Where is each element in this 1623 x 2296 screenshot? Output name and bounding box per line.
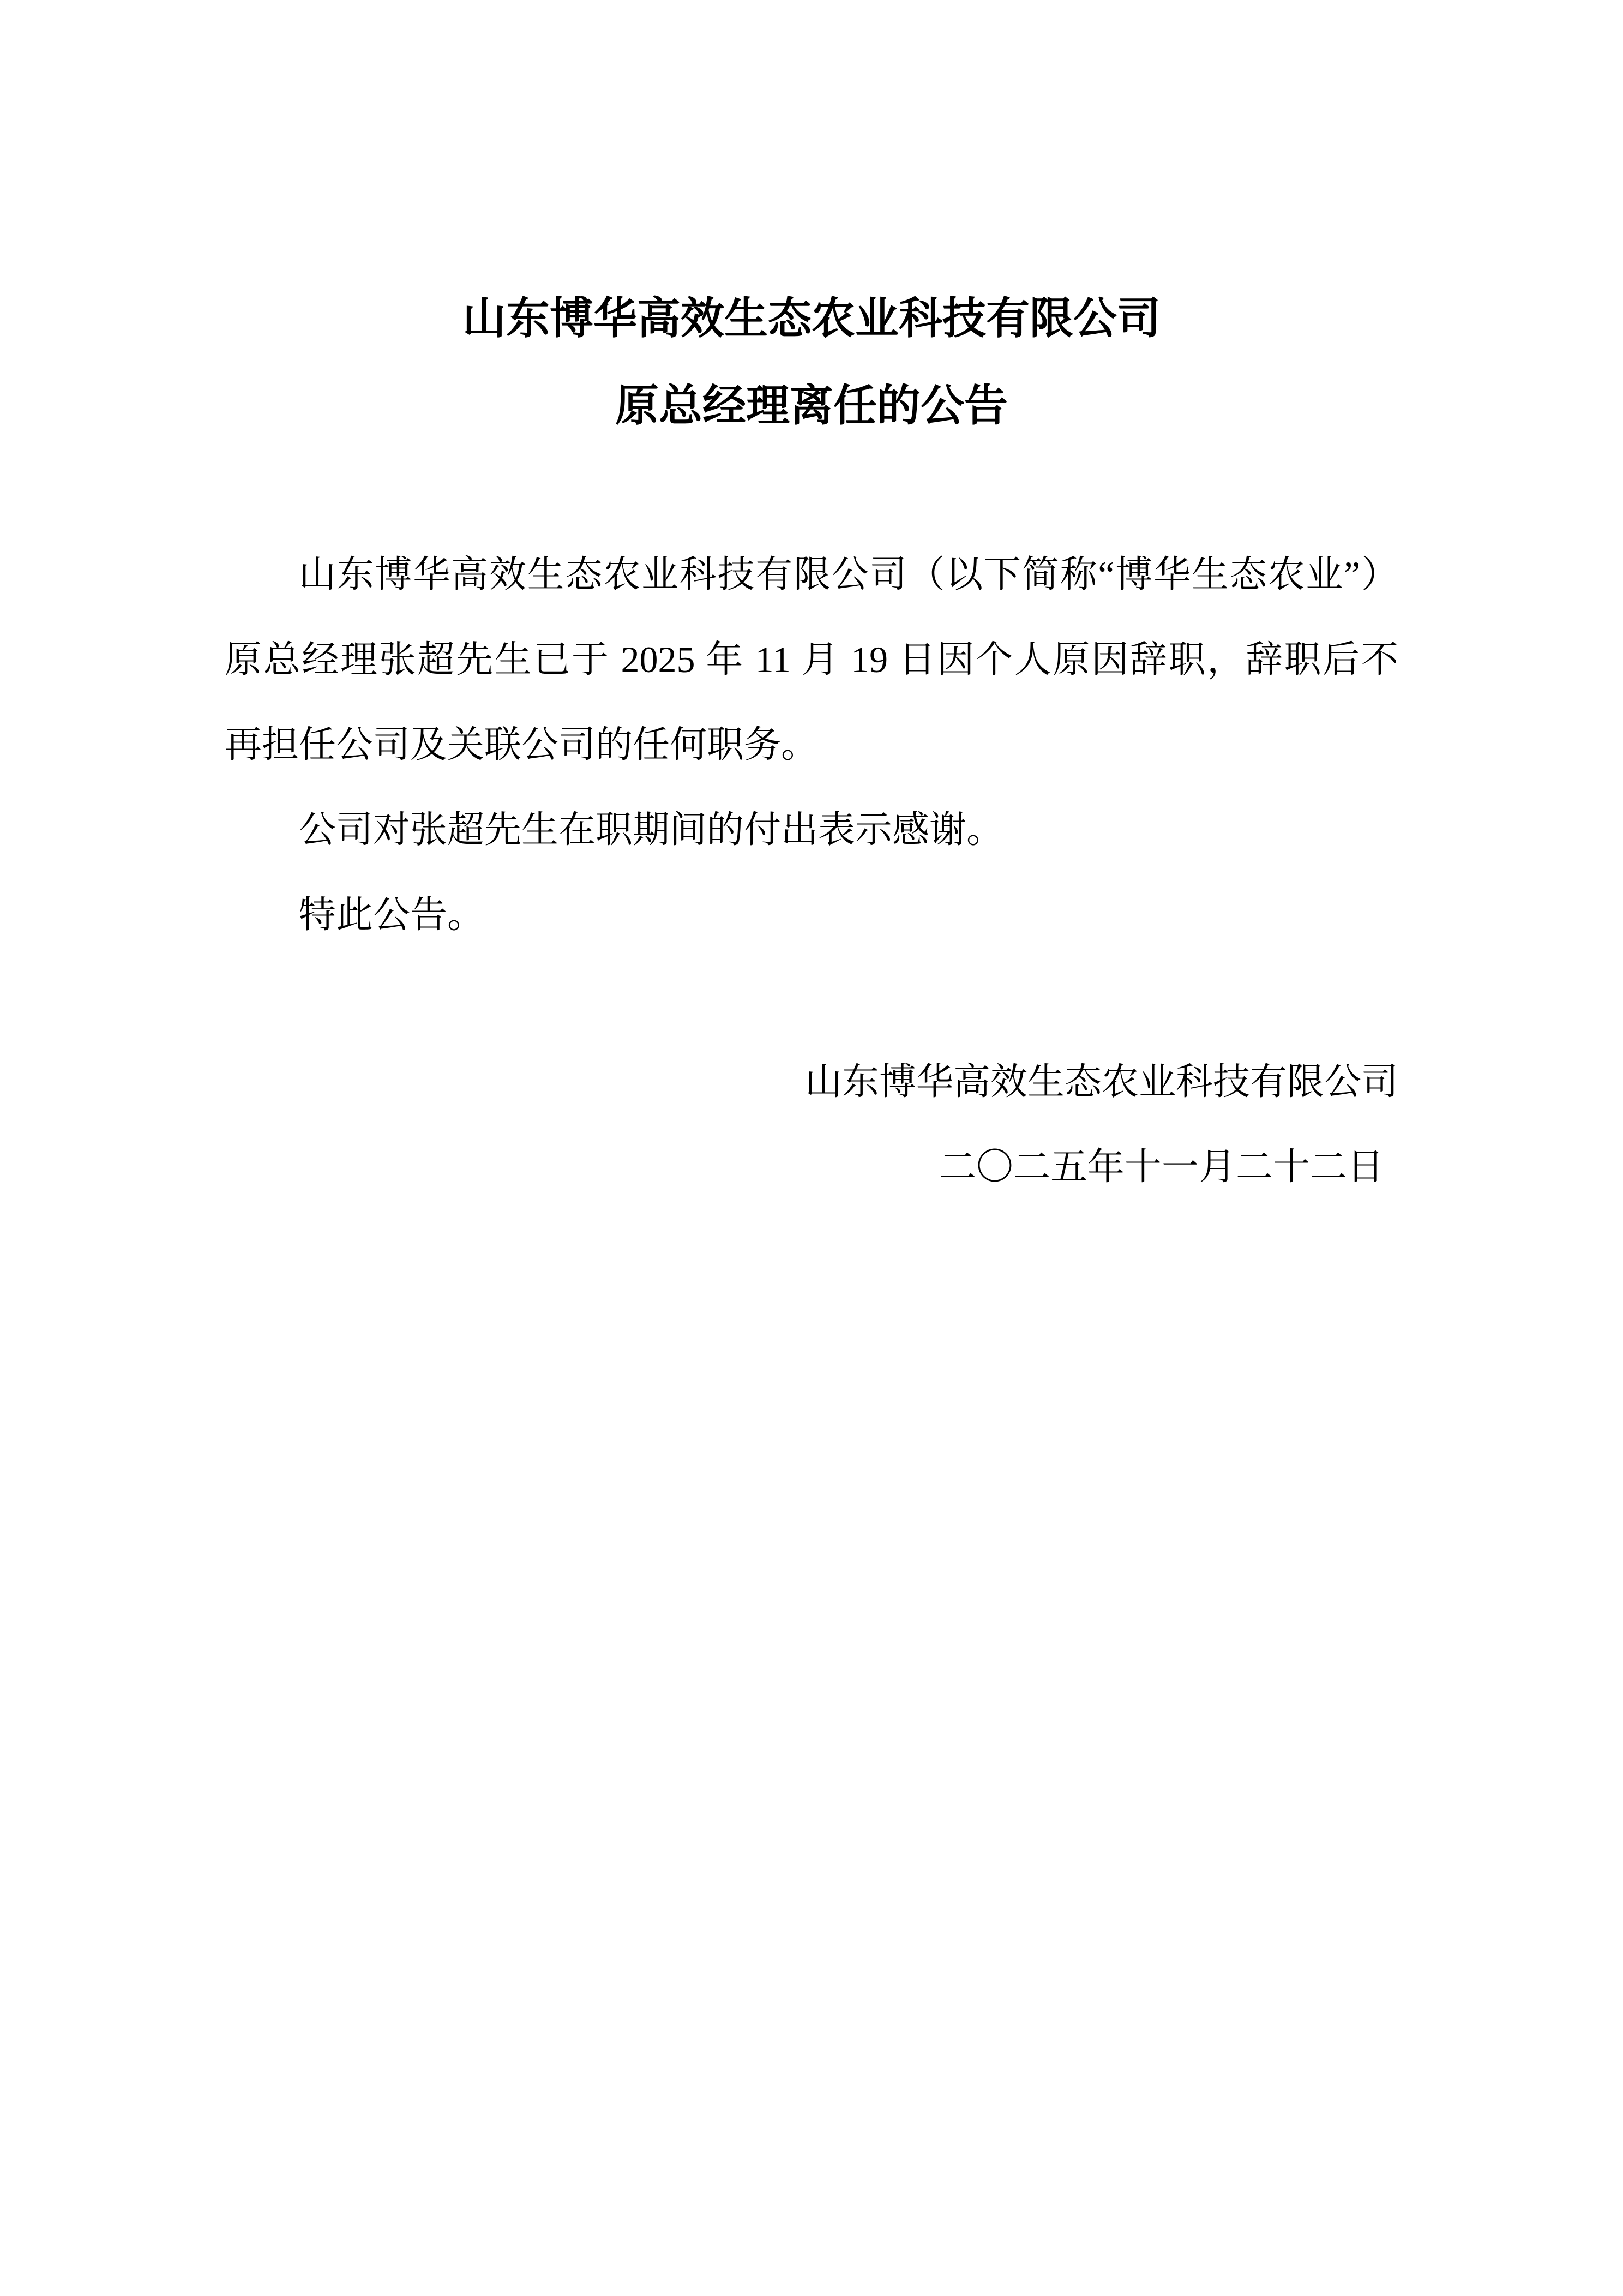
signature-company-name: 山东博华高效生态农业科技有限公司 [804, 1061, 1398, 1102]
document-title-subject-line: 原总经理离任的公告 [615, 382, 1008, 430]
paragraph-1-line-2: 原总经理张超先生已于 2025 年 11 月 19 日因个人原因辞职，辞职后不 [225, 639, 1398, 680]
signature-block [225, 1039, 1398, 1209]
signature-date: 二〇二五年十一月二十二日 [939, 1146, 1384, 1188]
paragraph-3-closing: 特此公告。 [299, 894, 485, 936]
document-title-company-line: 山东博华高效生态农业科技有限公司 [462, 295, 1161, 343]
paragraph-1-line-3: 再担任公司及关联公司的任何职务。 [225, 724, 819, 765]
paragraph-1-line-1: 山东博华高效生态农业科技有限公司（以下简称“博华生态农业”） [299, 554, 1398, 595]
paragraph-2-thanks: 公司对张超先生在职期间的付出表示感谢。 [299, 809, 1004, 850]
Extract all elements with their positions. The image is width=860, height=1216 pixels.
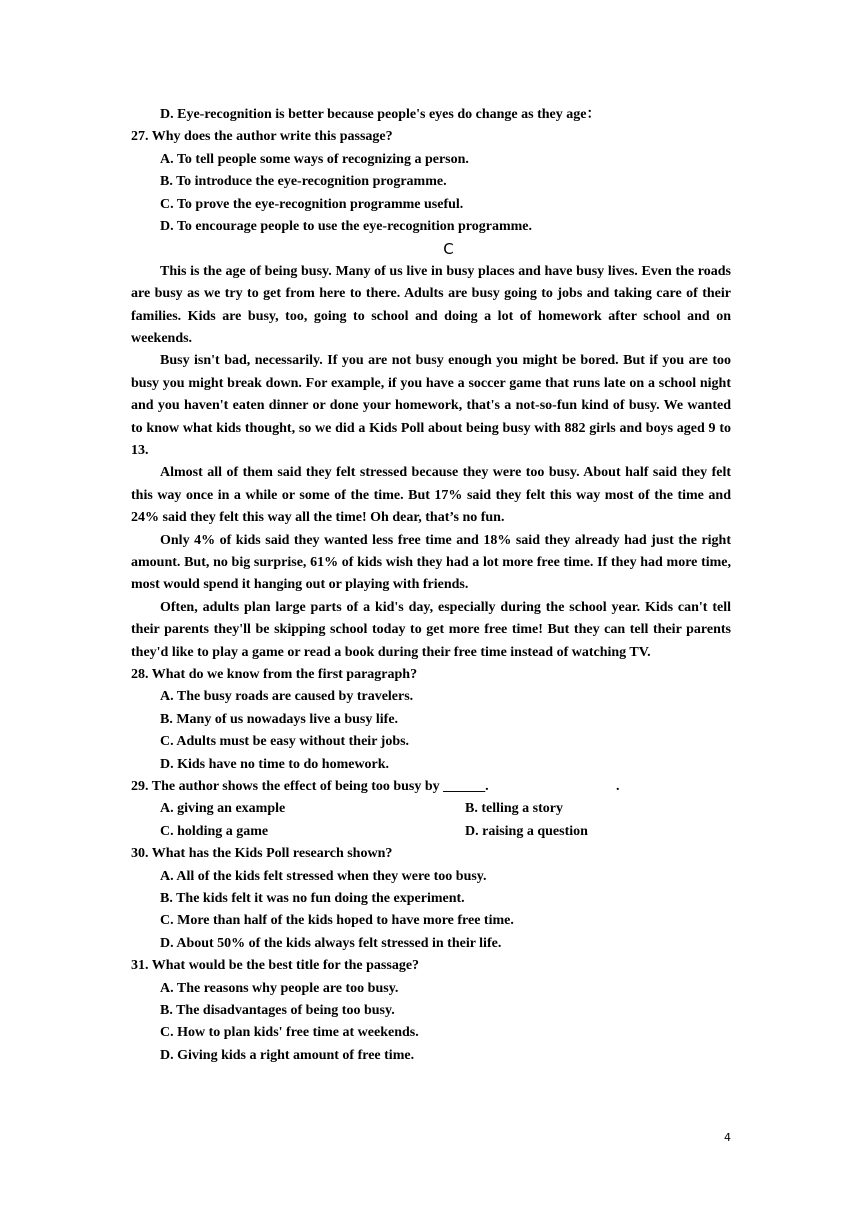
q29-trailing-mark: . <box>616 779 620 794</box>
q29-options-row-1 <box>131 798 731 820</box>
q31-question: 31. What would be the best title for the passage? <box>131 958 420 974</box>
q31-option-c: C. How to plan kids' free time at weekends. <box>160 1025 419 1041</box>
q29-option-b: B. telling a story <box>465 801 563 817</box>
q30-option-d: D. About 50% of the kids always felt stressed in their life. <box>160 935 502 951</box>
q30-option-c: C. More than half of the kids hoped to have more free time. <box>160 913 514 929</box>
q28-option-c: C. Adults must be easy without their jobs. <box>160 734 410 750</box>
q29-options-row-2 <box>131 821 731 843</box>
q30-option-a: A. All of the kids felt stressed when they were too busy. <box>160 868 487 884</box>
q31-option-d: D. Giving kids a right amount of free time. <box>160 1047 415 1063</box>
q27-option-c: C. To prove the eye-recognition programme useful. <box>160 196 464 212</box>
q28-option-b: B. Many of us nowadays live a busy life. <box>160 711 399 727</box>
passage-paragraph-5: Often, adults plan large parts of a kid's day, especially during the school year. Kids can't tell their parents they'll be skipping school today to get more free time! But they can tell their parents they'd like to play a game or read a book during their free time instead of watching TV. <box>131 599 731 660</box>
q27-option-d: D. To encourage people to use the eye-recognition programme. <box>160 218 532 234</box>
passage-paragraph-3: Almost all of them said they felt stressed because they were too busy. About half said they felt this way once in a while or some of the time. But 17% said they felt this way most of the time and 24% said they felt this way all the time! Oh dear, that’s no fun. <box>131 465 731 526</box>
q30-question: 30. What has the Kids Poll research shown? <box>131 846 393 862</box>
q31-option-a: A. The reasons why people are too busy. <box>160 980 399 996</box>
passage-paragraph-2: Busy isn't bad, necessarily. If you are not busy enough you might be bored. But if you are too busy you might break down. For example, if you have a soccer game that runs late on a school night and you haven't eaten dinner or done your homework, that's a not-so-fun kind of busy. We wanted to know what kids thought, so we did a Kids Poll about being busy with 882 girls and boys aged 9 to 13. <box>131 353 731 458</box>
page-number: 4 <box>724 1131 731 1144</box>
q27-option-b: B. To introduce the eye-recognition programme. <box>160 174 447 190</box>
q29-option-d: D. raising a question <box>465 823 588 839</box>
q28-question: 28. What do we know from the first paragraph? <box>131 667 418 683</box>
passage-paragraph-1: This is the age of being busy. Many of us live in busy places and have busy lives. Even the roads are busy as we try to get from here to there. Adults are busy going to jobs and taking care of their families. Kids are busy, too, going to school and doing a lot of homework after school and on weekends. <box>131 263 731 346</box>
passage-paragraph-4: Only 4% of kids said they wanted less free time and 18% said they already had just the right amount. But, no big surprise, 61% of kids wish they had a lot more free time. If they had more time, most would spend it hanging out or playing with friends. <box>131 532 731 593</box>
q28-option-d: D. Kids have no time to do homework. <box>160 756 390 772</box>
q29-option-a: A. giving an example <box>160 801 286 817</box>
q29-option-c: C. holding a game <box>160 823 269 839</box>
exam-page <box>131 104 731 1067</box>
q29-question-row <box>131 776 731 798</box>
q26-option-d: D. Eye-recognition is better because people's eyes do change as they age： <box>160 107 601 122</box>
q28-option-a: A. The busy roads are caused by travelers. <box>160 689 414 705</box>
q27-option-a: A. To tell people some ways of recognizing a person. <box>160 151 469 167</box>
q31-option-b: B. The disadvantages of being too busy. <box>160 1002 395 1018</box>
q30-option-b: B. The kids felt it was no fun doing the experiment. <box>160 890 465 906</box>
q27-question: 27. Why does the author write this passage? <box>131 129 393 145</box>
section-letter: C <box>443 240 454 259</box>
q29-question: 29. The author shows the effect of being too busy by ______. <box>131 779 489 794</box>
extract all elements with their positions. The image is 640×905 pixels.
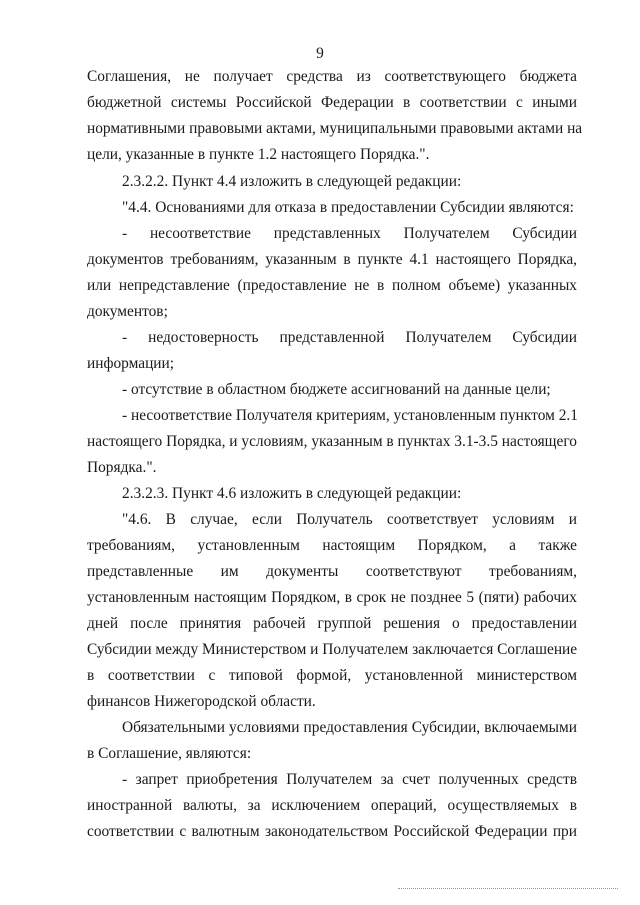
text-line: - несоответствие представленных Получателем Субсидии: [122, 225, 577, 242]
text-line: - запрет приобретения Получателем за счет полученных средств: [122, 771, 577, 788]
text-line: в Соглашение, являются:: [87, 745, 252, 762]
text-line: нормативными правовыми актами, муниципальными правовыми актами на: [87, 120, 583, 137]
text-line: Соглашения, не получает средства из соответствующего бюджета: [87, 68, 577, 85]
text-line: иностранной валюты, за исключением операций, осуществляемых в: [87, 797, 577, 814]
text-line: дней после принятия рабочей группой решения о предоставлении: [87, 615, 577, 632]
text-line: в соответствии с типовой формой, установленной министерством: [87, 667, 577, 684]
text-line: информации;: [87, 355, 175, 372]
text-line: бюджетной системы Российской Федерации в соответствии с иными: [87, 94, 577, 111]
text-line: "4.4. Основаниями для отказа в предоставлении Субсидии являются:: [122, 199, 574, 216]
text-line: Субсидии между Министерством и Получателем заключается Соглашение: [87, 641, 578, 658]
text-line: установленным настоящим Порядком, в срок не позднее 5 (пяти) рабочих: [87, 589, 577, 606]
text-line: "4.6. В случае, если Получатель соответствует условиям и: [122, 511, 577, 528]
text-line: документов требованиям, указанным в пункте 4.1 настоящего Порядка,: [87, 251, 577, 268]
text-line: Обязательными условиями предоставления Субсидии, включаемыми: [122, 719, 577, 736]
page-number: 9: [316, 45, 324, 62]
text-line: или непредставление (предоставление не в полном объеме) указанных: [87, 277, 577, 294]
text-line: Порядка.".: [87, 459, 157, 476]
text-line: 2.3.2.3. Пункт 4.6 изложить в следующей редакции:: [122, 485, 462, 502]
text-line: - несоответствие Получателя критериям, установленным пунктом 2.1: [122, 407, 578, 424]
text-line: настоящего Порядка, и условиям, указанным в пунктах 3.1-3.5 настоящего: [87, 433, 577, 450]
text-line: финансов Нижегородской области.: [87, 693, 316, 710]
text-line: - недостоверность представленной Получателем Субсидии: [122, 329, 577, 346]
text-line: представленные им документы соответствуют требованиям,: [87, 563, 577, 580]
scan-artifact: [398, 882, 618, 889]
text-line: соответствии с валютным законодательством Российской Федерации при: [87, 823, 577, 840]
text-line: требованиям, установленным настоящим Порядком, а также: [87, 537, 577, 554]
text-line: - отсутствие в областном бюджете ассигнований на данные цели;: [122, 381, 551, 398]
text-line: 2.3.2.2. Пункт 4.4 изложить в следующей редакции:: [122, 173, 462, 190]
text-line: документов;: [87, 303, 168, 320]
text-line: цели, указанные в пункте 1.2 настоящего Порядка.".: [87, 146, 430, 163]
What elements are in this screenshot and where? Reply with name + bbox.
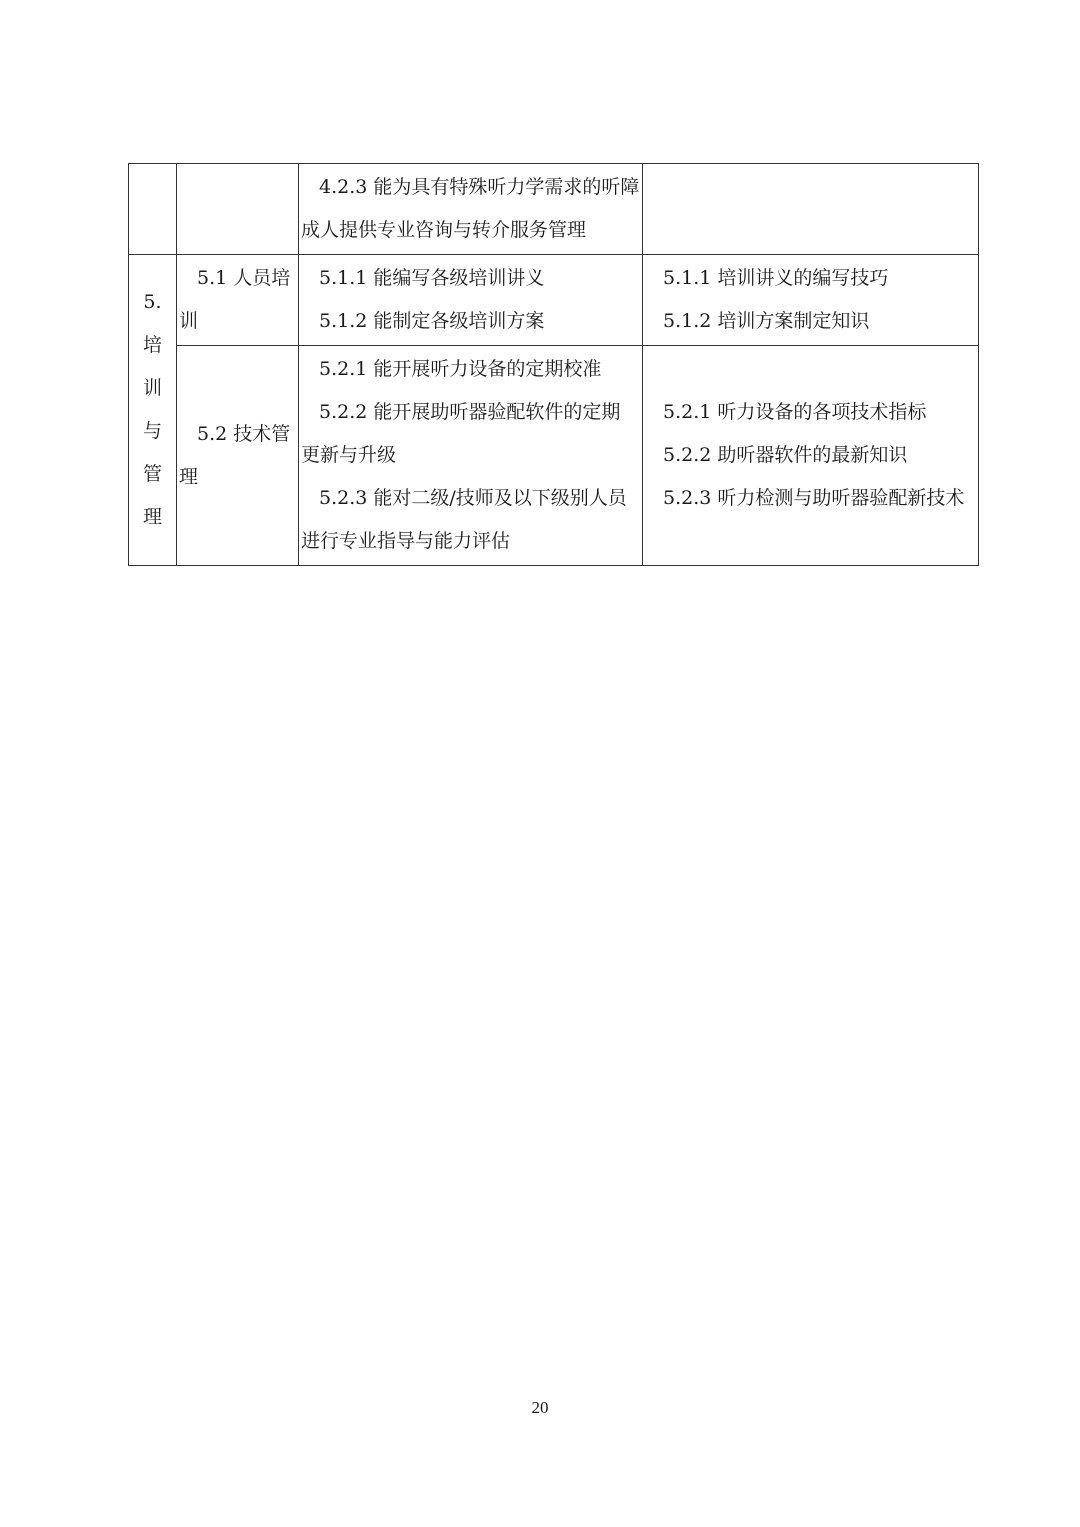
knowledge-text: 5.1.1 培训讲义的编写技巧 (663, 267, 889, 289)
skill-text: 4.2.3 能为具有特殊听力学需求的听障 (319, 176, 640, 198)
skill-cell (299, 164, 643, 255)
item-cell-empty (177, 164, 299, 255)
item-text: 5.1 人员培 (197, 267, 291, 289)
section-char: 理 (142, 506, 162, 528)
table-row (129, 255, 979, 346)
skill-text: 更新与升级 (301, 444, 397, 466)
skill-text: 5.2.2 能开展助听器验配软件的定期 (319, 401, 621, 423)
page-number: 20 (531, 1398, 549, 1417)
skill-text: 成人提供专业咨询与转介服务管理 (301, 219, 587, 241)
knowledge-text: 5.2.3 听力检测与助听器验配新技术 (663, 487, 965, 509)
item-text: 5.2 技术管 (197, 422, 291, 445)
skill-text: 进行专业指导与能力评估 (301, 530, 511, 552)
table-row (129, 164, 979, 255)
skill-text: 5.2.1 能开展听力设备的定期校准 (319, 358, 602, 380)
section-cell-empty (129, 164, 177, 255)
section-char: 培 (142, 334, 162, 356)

════════

Your instructions:
Please set out everything from the start of the records down to the line containing "width=860, height=1216 pixels.", including that line, as a Markdown table with the columns Row and Line. Skip blank lines and leave out the pictures.

Answer to the problem:
| Row | Line |
|---|---|
| 1 | Where is each element in this 1623 x 2296 screenshot? Output name and bounding box per line. |
| 2 | signature-company-name: 山东博华高效生态农业科技有限公司 [804, 1061, 1398, 1102] |
| 3 | document-title-subject-line: 原总经理离任的公告 [615, 382, 1008, 430] |
| 4 | paragraph-1-line-2: 原总经理张超先生已于 2025 年 11 月 19 日因个人原因辞职，辞职后不 [225, 639, 1398, 680] |
| 5 | signature-block [225, 1039, 1398, 1209] |
| 6 | signature-date: 二〇二五年十一月二十二日 [939, 1146, 1384, 1188] |
| 7 | paragraph-3-closing: 特此公告。 [299, 894, 485, 936] |
| 8 | document-title-company-line: 山东博华高效生态农业科技有限公司 [462, 295, 1161, 343] |
| 9 | paragraph-1-line-3: 再担任公司及关联公司的任何职务。 [225, 724, 819, 765] |
| 10 | paragraph-1-line-1: 山东博华高效生态农业科技有限公司（以下简称“博华生态农业”） [299, 554, 1398, 595] |
| 11 | paragraph-2-thanks: 公司对张超先生在职期间的付出表示感谢。 [299, 809, 1004, 850] |
| 12 | Extract all elements with their positions. The image is width=860, height=1216 pixels. |